[Records from a collection]

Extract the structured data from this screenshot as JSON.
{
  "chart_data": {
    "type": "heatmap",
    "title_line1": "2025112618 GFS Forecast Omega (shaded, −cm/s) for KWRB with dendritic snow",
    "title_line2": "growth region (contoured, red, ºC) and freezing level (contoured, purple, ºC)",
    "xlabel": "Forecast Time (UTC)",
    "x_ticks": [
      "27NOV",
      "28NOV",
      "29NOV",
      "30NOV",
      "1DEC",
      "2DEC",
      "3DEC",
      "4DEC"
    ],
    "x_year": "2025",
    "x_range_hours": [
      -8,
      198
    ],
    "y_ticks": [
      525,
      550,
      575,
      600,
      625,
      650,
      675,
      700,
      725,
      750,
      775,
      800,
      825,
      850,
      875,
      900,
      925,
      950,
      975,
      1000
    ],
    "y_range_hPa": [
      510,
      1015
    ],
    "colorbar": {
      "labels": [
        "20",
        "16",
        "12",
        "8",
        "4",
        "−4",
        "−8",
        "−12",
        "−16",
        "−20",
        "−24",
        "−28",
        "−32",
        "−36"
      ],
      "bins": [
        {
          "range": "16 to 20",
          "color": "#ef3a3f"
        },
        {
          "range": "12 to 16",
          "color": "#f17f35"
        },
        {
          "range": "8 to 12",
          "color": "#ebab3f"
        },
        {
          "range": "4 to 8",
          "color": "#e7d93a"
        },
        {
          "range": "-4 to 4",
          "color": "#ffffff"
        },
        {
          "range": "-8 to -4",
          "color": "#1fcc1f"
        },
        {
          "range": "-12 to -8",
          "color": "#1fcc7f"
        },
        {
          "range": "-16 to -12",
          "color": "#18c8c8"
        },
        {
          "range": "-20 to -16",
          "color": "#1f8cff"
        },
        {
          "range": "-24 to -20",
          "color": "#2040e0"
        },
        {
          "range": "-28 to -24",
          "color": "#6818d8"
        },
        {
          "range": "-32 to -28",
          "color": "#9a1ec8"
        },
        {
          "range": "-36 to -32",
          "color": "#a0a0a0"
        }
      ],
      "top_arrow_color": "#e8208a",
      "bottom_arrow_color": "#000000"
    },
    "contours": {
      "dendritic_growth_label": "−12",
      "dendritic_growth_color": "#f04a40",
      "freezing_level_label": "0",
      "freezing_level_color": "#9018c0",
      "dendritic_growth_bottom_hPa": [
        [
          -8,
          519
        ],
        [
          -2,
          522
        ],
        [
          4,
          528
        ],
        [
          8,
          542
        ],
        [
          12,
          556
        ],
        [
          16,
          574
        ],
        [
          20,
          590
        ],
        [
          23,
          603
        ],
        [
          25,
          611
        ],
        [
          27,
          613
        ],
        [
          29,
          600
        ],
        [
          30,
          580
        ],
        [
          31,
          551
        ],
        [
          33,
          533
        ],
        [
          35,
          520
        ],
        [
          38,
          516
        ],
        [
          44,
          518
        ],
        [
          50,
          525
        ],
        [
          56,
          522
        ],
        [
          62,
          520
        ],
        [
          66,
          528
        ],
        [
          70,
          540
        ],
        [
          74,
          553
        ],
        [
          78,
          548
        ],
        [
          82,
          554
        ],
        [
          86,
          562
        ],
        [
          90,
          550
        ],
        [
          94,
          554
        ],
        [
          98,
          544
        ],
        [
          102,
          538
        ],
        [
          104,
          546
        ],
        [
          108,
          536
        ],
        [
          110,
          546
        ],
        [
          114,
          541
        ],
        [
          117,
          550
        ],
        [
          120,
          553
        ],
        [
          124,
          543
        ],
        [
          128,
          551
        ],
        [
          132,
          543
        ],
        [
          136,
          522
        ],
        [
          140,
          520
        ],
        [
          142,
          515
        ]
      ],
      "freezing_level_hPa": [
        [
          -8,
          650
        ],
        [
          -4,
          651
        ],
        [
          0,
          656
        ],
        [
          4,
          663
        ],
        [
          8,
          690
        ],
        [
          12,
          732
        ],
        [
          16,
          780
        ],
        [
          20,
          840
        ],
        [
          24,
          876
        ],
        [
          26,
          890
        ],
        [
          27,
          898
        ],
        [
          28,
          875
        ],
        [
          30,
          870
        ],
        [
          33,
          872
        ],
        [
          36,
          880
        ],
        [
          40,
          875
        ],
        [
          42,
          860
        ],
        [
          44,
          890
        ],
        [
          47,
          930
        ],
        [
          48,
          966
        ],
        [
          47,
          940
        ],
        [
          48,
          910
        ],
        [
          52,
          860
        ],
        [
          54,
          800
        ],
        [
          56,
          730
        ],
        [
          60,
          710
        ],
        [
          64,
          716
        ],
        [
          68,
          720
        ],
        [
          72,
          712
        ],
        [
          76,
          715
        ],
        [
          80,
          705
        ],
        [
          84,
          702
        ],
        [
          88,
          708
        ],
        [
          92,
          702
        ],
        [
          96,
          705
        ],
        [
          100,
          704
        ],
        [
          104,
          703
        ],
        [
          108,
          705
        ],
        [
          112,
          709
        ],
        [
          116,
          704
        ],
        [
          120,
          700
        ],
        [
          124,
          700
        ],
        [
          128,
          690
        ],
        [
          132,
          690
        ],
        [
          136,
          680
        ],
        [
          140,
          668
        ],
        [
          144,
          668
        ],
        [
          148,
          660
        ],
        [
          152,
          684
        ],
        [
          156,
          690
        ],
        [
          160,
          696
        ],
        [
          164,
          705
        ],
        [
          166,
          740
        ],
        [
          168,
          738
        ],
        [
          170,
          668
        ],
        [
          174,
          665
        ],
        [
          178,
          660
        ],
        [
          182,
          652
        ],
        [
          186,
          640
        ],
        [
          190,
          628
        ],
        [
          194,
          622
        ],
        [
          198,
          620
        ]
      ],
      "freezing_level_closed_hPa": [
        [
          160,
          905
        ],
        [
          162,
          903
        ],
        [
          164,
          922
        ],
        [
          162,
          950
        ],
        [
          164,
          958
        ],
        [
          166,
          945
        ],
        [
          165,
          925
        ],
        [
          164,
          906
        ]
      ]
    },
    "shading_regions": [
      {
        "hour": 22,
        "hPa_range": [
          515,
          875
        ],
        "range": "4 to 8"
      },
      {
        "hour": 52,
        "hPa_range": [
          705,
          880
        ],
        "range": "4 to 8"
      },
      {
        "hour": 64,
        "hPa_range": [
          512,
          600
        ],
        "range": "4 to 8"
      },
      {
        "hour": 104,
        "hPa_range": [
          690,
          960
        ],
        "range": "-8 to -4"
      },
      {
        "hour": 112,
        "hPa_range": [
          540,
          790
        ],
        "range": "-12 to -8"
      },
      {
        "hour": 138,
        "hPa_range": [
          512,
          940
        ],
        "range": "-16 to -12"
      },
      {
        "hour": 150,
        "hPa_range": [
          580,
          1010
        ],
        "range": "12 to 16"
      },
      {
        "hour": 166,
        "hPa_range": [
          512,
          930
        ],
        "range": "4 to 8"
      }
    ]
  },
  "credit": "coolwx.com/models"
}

YOUR INSTRUCTIONS >>
Please give back all of the records exactly as written.

RESULT FOR THIS TASK >>
Extract the structured data from this screenshot as JSON.
{
  "chart_data": {
    "type": "heatmap",
    "title_line1": "2025112618 GFS Forecast Omega (shaded, −cm/s) for KWRB with dendritic snow",
    "title_line2": "growth region (contoured, red, ºC) and freezing level (contoured, purple, ºC)",
    "xlabel": "Forecast Time (UTC)",
    "x_ticks": [
      "27NOV",
      "28NOV",
      "29NOV",
      "30NOV",
      "1DEC",
      "2DEC",
      "3DEC",
      "4DEC"
    ],
    "x_year": "2025",
    "x_range_hours": [
      -8,
      198
    ],
    "y_ticks": [
      525,
      550,
      575,
      600,
      625,
      650,
      675,
      700,
      725,
      750,
      775,
      800,
      825,
      850,
      875,
      900,
      925,
      950,
      975,
      1000
    ],
    "y_range_hPa": [
      510,
      1015
    ],
    "colorbar": {
      "labels": [
        "20",
        "16",
        "12",
        "8",
        "4",
        "−4",
        "−8",
        "−12",
        "−16",
        "−20",
        "−24",
        "−28",
        "−32",
        "−36"
      ],
      "bins": [
        {
          "range": "16 to 20",
          "color": "#ef3a3f"
        },
        {
          "range": "12 to 16",
          "color": "#f17f35"
        },
        {
          "range": "8 to 12",
          "color": "#ebab3f"
        },
        {
          "range": "4 to 8",
          "color": "#e7d93a"
        },
        {
          "range": "-4 to 4",
          "color": "#ffffff"
        },
        {
          "range": "-8 to -4",
          "color": "#1fcc1f"
        },
        {
          "range": "-12 to -8",
          "color": "#1fcc7f"
        },
        {
          "range": "-16 to -12",
          "color": "#18c8c8"
        },
        {
          "range": "-20 to -16",
          "color": "#1f8cff"
        },
        {
          "range": "-24 to -20",
          "color": "#2040e0"
        },
        {
          "range": "-28 to -24",
          "color": "#6818d8"
        },
        {
          "range": "-32 to -28",
          "color": "#9a1ec8"
        },
        {
          "range": "-36 to -32",
          "color": "#a0a0a0"
        }
      ],
      "top_arrow_color": "#e8208a",
      "bottom_arrow_color": "#000000"
    },
    "contours": {
      "dendritic_growth_label": "−12",
      "dendritic_growth_color": "#f04a40",
      "freezing_level_label": "0",
      "freezing_level_color": "#9018c0",
      "dendritic_growth_bottom_hPa": [
        [
          -8,
          519
        ],
        [
          -2,
          522
        ],
        [
          4,
          528
        ],
        [
          8,
          542
        ],
        [
          12,
          556
        ],
        [
          16,
          574
        ],
        [
          20,
          590
        ],
        [
          23,
          603
        ],
        [
          25,
          611
        ],
        [
          27,
          613
        ],
        [
          29,
          600
        ],
        [
          30,
          580
        ],
        [
          31,
          551
        ],
        [
          33,
          533
        ],
        [
          35,
          520
        ],
        [
          38,
          516
        ],
        [
          44,
          518
        ],
        [
          50,
          525
        ],
        [
          56,
          522
        ],
        [
          62,
          520
        ],
        [
          66,
          528
        ],
        [
          70,
          540
        ],
        [
          74,
          553
        ],
        [
          78,
          548
        ],
        [
          82,
          554
        ],
        [
          86,
          562
        ],
        [
          90,
          550
        ],
        [
          94,
          554
        ],
        [
          98,
          544
        ],
        [
          102,
          538
        ],
        [
          104,
          546
        ],
        [
          108,
          536
        ],
        [
          110,
          546
        ],
        [
          114,
          541
        ],
        [
          117,
          550
        ],
        [
          120,
          553
        ],
        [
          124,
          543
        ],
        [
          128,
          551
        ],
        [
          132,
          543
        ],
        [
          136,
          522
        ],
        [
          140,
          520
        ],
        [
          142,
          515
        ]
      ],
      "freezing_level_hPa": [
        [
          -8,
          650
        ],
        [
          -4,
          651
        ],
        [
          0,
          656
        ],
        [
          4,
          663
        ],
        [
          8,
          690
        ],
        [
          12,
          732
        ],
        [
          16,
          780
        ],
        [
          20,
          840
        ],
        [
          24,
          876
        ],
        [
          26,
          890
        ],
        [
          27,
          898
        ],
        [
          28,
          875
        ],
        [
          30,
          870
        ],
        [
          33,
          872
        ],
        [
          36,
          880
        ],
        [
          40,
          875
        ],
        [
          42,
          860
        ],
        [
          44,
          890
        ],
        [
          47,
          930
        ],
        [
          48,
          966
        ],
        [
          47,
          940
        ],
        [
          48,
          910
        ],
        [
          52,
          860
        ],
        [
          54,
          800
        ],
        [
          56,
          730
        ],
        [
          60,
          710
        ],
        [
          64,
          716
        ],
        [
          68,
          720
        ],
        [
          72,
          712
        ],
        [
          76,
          715
        ],
        [
          80,
          705
        ],
        [
          84,
          702
        ],
        [
          88,
          708
        ],
        [
          92,
          702
        ],
        [
          96,
          705
        ],
        [
          100,
          704
        ],
        [
          104,
          703
        ],
        [
          108,
          705
        ],
        [
          112,
          709
        ],
        [
          116,
          704
        ],
        [
          120,
          700
        ],
        [
          124,
          700
        ],
        [
          128,
          690
        ],
        [
          132,
          690
        ],
        [
          136,
          680
        ],
        [
          140,
          668
        ],
        [
          144,
          668
        ],
        [
          148,
          660
        ],
        [
          152,
          684
        ],
        [
          156,
          690
        ],
        [
          160,
          696
        ],
        [
          164,
          705
        ],
        [
          166,
          740
        ],
        [
          168,
          738
        ],
        [
          170,
          668
        ],
        [
          174,
          665
        ],
        [
          178,
          660
        ],
        [
          182,
          652
        ],
        [
          186,
          640
        ],
        [
          190,
          628
        ],
        [
          194,
          622
        ],
        [
          198,
          620
        ]
      ],
      "freezing_level_closed_hPa": [
        [
          160,
          905
        ],
        [
          162,
          903
        ],
        [
          164,
          922
        ],
        [
          162,
          950
        ],
        [
          164,
          958
        ],
        [
          166,
          945
        ],
        [
          165,
          925
        ],
        [
          164,
          906
        ]
      ]
    },
    "shading_regions": [
      {
        "hour": 22,
        "hPa_range": [
          515,
          875
        ],
        "range": "4 to 8"
      },
      {
        "hour": 52,
        "hPa_range": [
          705,
          880
        ],
        "range": "4 to 8"
      },
      {
        "hour": 64,
        "hPa_range": [
          512,
          600
        ],
        "range": "4 to 8"
      },
      {
        "hour": 104,
        "hPa_range": [
          690,
          960
        ],
        "range": "-8 to -4"
      },
      {
        "hour": 112,
        "hPa_range": [
          540,
          790
        ],
        "range": "-12 to -8"
      },
      {
        "hour": 138,
        "hPa_range": [
          512,
          940
        ],
        "range": "-16 to -12"
      },
      {
        "hour": 150,
        "hPa_range": [
          580,
          1010
        ],
        "range": "12 to 16"
      },
      {
        "hour": 166,
        "hPa_range": [
          512,
          930
        ],
        "range": "4 to 8"
      }
    ]
  },
  "credit": "coolwx.com/models"
}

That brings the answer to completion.